Objective. Quote every entry word for word.

[Stored items from a collection]
++++++++++++++++++++
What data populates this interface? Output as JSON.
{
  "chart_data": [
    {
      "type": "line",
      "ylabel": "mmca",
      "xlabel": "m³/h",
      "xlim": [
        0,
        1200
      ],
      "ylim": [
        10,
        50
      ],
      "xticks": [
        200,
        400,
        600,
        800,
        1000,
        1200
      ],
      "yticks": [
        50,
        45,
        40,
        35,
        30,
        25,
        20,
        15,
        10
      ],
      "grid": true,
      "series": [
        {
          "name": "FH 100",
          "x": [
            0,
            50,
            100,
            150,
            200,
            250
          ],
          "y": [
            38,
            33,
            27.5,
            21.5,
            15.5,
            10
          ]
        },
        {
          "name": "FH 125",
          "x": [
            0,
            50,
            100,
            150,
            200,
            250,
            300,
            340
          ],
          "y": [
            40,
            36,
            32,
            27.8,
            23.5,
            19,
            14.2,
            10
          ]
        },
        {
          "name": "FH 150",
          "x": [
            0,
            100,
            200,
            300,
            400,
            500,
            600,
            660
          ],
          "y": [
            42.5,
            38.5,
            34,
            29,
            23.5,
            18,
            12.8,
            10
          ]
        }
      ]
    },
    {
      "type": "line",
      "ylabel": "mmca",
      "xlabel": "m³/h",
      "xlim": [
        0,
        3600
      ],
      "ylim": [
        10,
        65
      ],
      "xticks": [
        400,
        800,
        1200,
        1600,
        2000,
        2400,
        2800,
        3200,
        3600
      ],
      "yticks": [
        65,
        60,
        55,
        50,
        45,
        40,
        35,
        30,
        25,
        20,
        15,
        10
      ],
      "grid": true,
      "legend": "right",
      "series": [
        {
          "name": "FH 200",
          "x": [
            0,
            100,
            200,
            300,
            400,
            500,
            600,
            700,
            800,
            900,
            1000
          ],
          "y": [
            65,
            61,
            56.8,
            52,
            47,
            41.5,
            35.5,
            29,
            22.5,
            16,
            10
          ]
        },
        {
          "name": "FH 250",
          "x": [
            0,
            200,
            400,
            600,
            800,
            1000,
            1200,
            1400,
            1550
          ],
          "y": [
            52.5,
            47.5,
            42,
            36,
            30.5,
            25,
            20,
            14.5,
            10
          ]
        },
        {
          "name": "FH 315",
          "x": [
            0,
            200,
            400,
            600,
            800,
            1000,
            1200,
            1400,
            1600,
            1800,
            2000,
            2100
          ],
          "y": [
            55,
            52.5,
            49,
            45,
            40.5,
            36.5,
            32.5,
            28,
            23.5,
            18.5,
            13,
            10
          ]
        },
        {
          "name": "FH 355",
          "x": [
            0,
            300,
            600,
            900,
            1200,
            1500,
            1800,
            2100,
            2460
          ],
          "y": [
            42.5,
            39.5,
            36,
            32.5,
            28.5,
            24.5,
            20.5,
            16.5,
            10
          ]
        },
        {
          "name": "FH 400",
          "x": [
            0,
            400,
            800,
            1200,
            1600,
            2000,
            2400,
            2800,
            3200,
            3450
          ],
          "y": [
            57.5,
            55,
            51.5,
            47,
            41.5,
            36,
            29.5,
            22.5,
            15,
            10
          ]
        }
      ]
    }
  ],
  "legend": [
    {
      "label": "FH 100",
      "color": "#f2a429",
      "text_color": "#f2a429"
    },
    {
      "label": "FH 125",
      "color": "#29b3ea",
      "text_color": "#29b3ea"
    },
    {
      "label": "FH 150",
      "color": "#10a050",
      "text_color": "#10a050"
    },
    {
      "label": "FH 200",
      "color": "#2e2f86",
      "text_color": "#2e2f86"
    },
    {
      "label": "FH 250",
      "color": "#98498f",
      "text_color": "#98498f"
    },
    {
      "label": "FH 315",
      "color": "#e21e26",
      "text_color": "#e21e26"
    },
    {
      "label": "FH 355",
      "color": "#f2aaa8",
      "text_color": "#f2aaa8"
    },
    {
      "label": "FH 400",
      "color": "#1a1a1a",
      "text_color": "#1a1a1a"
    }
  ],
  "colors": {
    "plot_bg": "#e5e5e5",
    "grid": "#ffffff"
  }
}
++++++++++++++++++++
Solution to the problem.
What data populates this interface? Output as JSON.
{
  "chart_data": [
    {
      "type": "line",
      "ylabel": "mmca",
      "xlabel": "m³/h",
      "xlim": [
        0,
        1200
      ],
      "ylim": [
        10,
        50
      ],
      "xticks": [
        200,
        400,
        600,
        800,
        1000,
        1200
      ],
      "yticks": [
        50,
        45,
        40,
        35,
        30,
        25,
        20,
        15,
        10
      ],
      "grid": true,
      "series": [
        {
          "name": "FH 100",
          "x": [
            0,
            50,
            100,
            150,
            200,
            250
          ],
          "y": [
            38,
            33,
            27.5,
            21.5,
            15.5,
            10
          ]
        },
        {
          "name": "FH 125",
          "x": [
            0,
            50,
            100,
            150,
            200,
            250,
            300,
            340
          ],
          "y": [
            40,
            36,
            32,
            27.8,
            23.5,
            19,
            14.2,
            10
          ]
        },
        {
          "name": "FH 150",
          "x": [
            0,
            100,
            200,
            300,
            400,
            500,
            600,
            660
          ],
          "y": [
            42.5,
            38.5,
            34,
            29,
            23.5,
            18,
            12.8,
            10
          ]
        }
      ]
    },
    {
      "type": "line",
      "ylabel": "mmca",
      "xlabel": "m³/h",
      "xlim": [
        0,
        3600
      ],
      "ylim": [
        10,
        65
      ],
      "xticks": [
        400,
        800,
        1200,
        1600,
        2000,
        2400,
        2800,
        3200,
        3600
      ],
      "yticks": [
        65,
        60,
        55,
        50,
        45,
        40,
        35,
        30,
        25,
        20,
        15,
        10
      ],
      "grid": true,
      "legend": "right",
      "series": [
        {
          "name": "FH 200",
          "x": [
            0,
            100,
            200,
            300,
            400,
            500,
            600,
            700,
            800,
            900,
            1000
          ],
          "y": [
            65,
            61,
            56.8,
            52,
            47,
            41.5,
            35.5,
            29,
            22.5,
            16,
            10
          ]
        },
        {
          "name": "FH 250",
          "x": [
            0,
            200,
            400,
            600,
            800,
            1000,
            1200,
            1400,
            1550
          ],
          "y": [
            52.5,
            47.5,
            42,
            36,
            30.5,
            25,
            20,
            14.5,
            10
          ]
        },
        {
          "name": "FH 315",
          "x": [
            0,
            200,
            400,
            600,
            800,
            1000,
            1200,
            1400,
            1600,
            1800,
            2000,
            2100
          ],
          "y": [
            55,
            52.5,
            49,
            45,
            40.5,
            36.5,
            32.5,
            28,
            23.5,
            18.5,
            13,
            10
          ]
        },
        {
          "name": "FH 355",
          "x": [
            0,
            300,
            600,
            900,
            1200,
            1500,
            1800,
            2100,
            2460
          ],
          "y": [
            42.5,
            39.5,
            36,
            32.5,
            28.5,
            24.5,
            20.5,
            16.5,
            10
          ]
        },
        {
          "name": "FH 400",
          "x": [
            0,
            400,
            800,
            1200,
            1600,
            2000,
            2400,
            2800,
            3200,
            3450
          ],
          "y": [
            57.5,
            55,
            51.5,
            47,
            41.5,
            36,
            29.5,
            22.5,
            15,
            10
          ]
        }
      ]
    }
  ],
  "legend": [
    {
      "label": "FH 100",
      "color": "#f2a429",
      "text_color": "#f2a429"
    },
    {
      "label": "FH 125",
      "color": "#29b3ea",
      "text_color": "#29b3ea"
    },
    {
      "label": "FH 150",
      "color": "#10a050",
      "text_color": "#10a050"
    },
    {
      "label": "FH 200",
      "color": "#2e2f86",
      "text_color": "#2e2f86"
    },
    {
      "label": "FH 250",
      "color": "#98498f",
      "text_color": "#98498f"
    },
    {
      "label": "FH 315",
      "color": "#e21e26",
      "text_color": "#e21e26"
    },
    {
      "label": "FH 355",
      "color": "#f2aaa8",
      "text_color": "#f2aaa8"
    },
    {
      "label": "FH 400",
      "color": "#1a1a1a",
      "text_color": "#1a1a1a"
    }
  ],
  "colors": {
    "plot_bg": "#e5e5e5",
    "grid": "#ffffff"
  }
}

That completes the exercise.